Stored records
## start
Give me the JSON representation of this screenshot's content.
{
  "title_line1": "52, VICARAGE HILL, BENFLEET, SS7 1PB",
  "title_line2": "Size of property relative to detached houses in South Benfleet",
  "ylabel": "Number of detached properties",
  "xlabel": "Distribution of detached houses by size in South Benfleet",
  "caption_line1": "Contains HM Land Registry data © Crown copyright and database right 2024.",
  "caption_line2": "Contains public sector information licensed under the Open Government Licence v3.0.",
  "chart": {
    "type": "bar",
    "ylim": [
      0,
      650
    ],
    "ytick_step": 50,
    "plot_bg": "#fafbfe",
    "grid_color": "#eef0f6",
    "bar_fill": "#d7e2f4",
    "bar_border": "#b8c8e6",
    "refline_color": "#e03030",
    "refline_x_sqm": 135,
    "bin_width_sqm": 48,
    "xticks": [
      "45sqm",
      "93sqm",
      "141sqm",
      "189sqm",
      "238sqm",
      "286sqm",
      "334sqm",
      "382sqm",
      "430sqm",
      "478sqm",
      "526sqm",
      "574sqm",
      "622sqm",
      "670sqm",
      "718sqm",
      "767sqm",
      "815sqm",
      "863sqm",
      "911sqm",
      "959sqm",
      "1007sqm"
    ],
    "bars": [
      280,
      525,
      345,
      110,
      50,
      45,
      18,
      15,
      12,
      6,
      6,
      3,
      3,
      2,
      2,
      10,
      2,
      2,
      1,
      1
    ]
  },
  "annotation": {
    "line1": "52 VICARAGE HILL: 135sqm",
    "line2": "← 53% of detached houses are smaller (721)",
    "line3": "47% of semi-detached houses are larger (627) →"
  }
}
## end
*Goal of the exercise*:
Output all of the material exactly as written.

*Result for this exercise*:
Give me the JSON representation of this screenshot's content.
{
  "title_line1": "52, VICARAGE HILL, BENFLEET, SS7 1PB",
  "title_line2": "Size of property relative to detached houses in South Benfleet",
  "ylabel": "Number of detached properties",
  "xlabel": "Distribution of detached houses by size in South Benfleet",
  "caption_line1": "Contains HM Land Registry data © Crown copyright and database right 2024.",
  "caption_line2": "Contains public sector information licensed under the Open Government Licence v3.0.",
  "chart": {
    "type": "bar",
    "ylim": [
      0,
      650
    ],
    "ytick_step": 50,
    "plot_bg": "#fafbfe",
    "grid_color": "#eef0f6",
    "bar_fill": "#d7e2f4",
    "bar_border": "#b8c8e6",
    "refline_color": "#e03030",
    "refline_x_sqm": 135,
    "bin_width_sqm": 48,
    "xticks": [
      "45sqm",
      "93sqm",
      "141sqm",
      "189sqm",
      "238sqm",
      "286sqm",
      "334sqm",
      "382sqm",
      "430sqm",
      "478sqm",
      "526sqm",
      "574sqm",
      "622sqm",
      "670sqm",
      "718sqm",
      "767sqm",
      "815sqm",
      "863sqm",
      "911sqm",
      "959sqm",
      "1007sqm"
    ],
    "bars": [
      280,
      525,
      345,
      110,
      50,
      45,
      18,
      15,
      12,
      6,
      6,
      3,
      3,
      2,
      2,
      10,
      2,
      2,
      1,
      1
    ]
  },
  "annotation": {
    "line1": "52 VICARAGE HILL: 135sqm",
    "line2": "← 53% of detached houses are smaller (721)",
    "line3": "47% of semi-detached houses are larger (627) →"
  }
}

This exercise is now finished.